#### YOUR OBJECTIVE
Repeat each entry as written, dropping any picture you find.

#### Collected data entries
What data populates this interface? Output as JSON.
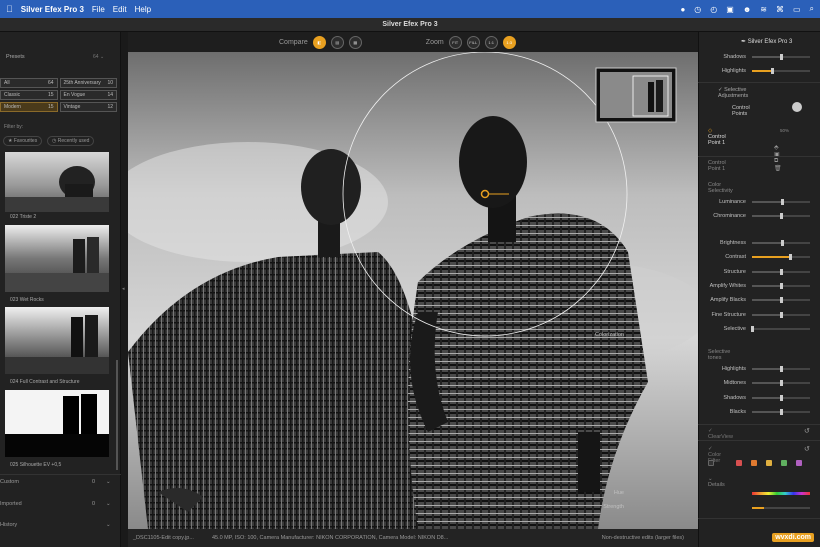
{
  "menubar": {
    "apple": "",
    "app": "Silver Efex Pro 3",
    "items": [
      "File",
      "Edit",
      "Help"
    ],
    "time": "—"
  },
  "window": {
    "title": "Silver Efex Pro 3"
  },
  "left": {
    "presets_header": "Presets",
    "table": [
      [
        {
          "label": "All",
          "count": "64"
        },
        {
          "label": "25th Anniversary",
          "count": "10"
        }
      ],
      [
        {
          "label": "Classic",
          "count": "15"
        },
        {
          "label": "En Vogue",
          "count": "14"
        }
      ],
      [
        {
          "label": "Modern",
          "count": "15"
        },
        {
          "label": "Vintage",
          "count": "12"
        }
      ]
    ],
    "filter_by": "Filter by:",
    "filters": [
      "★ Favourites",
      "◷ Recently used"
    ],
    "thumbs": [
      "022 Triste 2",
      "023 Wet Rocks",
      "024 Full Contrast and Structure",
      "025 Silhouette EV +0,5"
    ],
    "bottom": [
      {
        "label": "Custom",
        "count": "0"
      },
      {
        "label": "Imported",
        "count": "0"
      },
      {
        "label": "History",
        "count": ""
      }
    ]
  },
  "toolbar": {
    "compare": "Compare",
    "zoom": "Zoom",
    "zoom_options": [
      "FIT",
      "FILL",
      "1:1",
      "1:3"
    ]
  },
  "status": {
    "file": "_DSC1105-Edit copy.jp...",
    "meta": "45.0 MP, ISO: 100, Camera Manufacturer: NIKON CORPORATION, Camera Model: NIKON D8...",
    "edits": "Non-destructive edits (larger files)"
  },
  "right": {
    "header": "Silver Efex Pro 3",
    "top_sliders": [
      {
        "label": "Shadows",
        "value": 0.5
      },
      {
        "label": "Highlights",
        "value": 0.35
      }
    ],
    "selective_adjustments": "Selective Adjustments",
    "control_points": "Control Points",
    "cp_item": "Control Point 1",
    "cp_pct": "50%",
    "cp_section": "Control Point 1",
    "color_selectivity": "Color Selectivity",
    "cs_sliders": [
      {
        "label": "Luminance",
        "value": 0.52
      },
      {
        "label": "Chrominance",
        "value": 0.5
      }
    ],
    "main_sliders": [
      {
        "label": "Brightness",
        "value": 0.52
      },
      {
        "label": "Contrast",
        "value": 0.66
      },
      {
        "label": "Structure",
        "value": 0.5
      },
      {
        "label": "Amplify Whites",
        "value": 0.5
      },
      {
        "label": "Amplify Blacks",
        "value": 0.5
      },
      {
        "label": "Fine Structure",
        "value": 0.5
      },
      {
        "label": "Selective",
        "value": 0.0
      }
    ],
    "selective_colorization": "Colorization",
    "selective_tones": "Selective tones",
    "tone_sliders": [
      {
        "label": "Highlights",
        "value": 0.5
      },
      {
        "label": "Midtones",
        "value": 0.5
      },
      {
        "label": "Shadows",
        "value": 0.5
      },
      {
        "label": "Blacks",
        "value": 0.5
      }
    ],
    "clearview": "ClearView",
    "color_filter": "Color Filter",
    "swatch_colors": [
      "#d85050",
      "#e07a30",
      "#e0b040",
      "#60b060",
      "#b060c0"
    ],
    "details": "Details",
    "hue": "Hue",
    "strength": "Strength",
    "strength_value": 0.2
  },
  "watermark": "wvxdi.com"
}
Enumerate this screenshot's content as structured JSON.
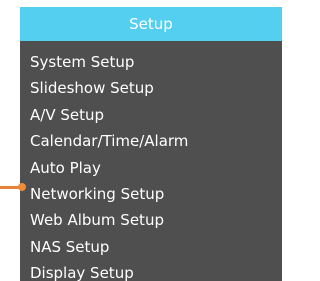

#### WRITTEN SOLUTION
What data populates this interface? Output as JSON.
{
  "menubar": {
    "apple": "",
    "app": "Silver Efex Pro 3",
    "items": [
      "File",
      "Edit",
      "Help"
    ],
    "time": "—"
  },
  "window": {
    "title": "Silver Efex Pro 3"
  },
  "left": {
    "presets_header": "Presets",
    "table": [
      [
        {
          "label": "All",
          "count": "64"
        },
        {
          "label": "25th Anniversary",
          "count": "10"
        }
      ],
      [
        {
          "label": "Classic",
          "count": "15"
        },
        {
          "label": "En Vogue",
          "count": "14"
        }
      ],
      [
        {
          "label": "Modern",
          "count": "15"
        },
        {
          "label": "Vintage",
          "count": "12"
        }
      ]
    ],
    "filter_by": "Filter by:",
    "filters": [
      "★ Favourites",
      "◷ Recently used"
    ],
    "thumbs": [
      "022 Triste 2",
      "023 Wet Rocks",
      "024 Full Contrast and Structure",
      "025 Silhouette EV +0,5"
    ],
    "bottom": [
      {
        "label": "Custom",
        "count": "0"
      },
      {
        "label": "Imported",
        "count": "0"
      },
      {
        "label": "History",
        "count": ""
      }
    ]
  },
  "toolbar": {
    "compare": "Compare",
    "zoom": "Zoom",
    "zoom_options": [
      "FIT",
      "FILL",
      "1:1",
      "1:3"
    ]
  },
  "status": {
    "file": "_DSC1105-Edit copy.jp...",
    "meta": "45.0 MP, ISO: 100, Camera Manufacturer: NIKON CORPORATION, Camera Model: NIKON D8...",
    "edits": "Non-destructive edits (larger files)"
  },
  "right": {
    "header": "Silver Efex Pro 3",
    "top_sliders": [
      {
        "label": "Shadows",
        "value": 0.5
      },
      {
        "label": "Highlights",
        "value": 0.35
      }
    ],
    "selective_adjustments": "Selective Adjustments",
    "control_points": "Control Points",
    "cp_item": "Control Point 1",
    "cp_pct": "50%",
    "cp_section": "Control Point 1",
    "color_selectivity": "Color Selectivity",
    "cs_sliders": [
      {
        "label": "Luminance",
        "value": 0.52
      },
      {
        "label": "Chrominance",
        "value": 0.5
      }
    ],
    "main_sliders": [
      {
        "label": "Brightness",
        "value": 0.52
      },
      {
        "label": "Contrast",
        "value": 0.66
      },
      {
        "label": "Structure",
        "value": 0.5
      },
      {
        "label": "Amplify Whites",
        "value": 0.5
      },
      {
        "label": "Amplify Blacks",
        "value": 0.5
      },
      {
        "label": "Fine Structure",
        "value": 0.5
      },
      {
        "label": "Selective",
        "value": 0.0
      }
    ],
    "selective_colorization": "Colorization",
    "selective_tones": "Selective tones",
    "tone_sliders": [
      {
        "label": "Highlights",
        "value": 0.5
      },
      {
        "label": "Midtones",
        "value": 0.5
      },
      {
        "label": "Shadows",
        "value": 0.5
      },
      {
        "label": "Blacks",
        "value": 0.5
      }
    ],
    "clearview": "ClearView",
    "color_filter": "Color Filter",
    "swatch_colors": [
      "#d85050",
      "#e07a30",
      "#e0b040",
      "#60b060",
      "#b060c0"
    ],
    "details": "Details",
    "hue": "Hue",
    "strength": "Strength",
    "strength_value": 0.2
  },
  "watermark": "wvxdi.com"
}
Enumerate this screenshot's content as structured JSON.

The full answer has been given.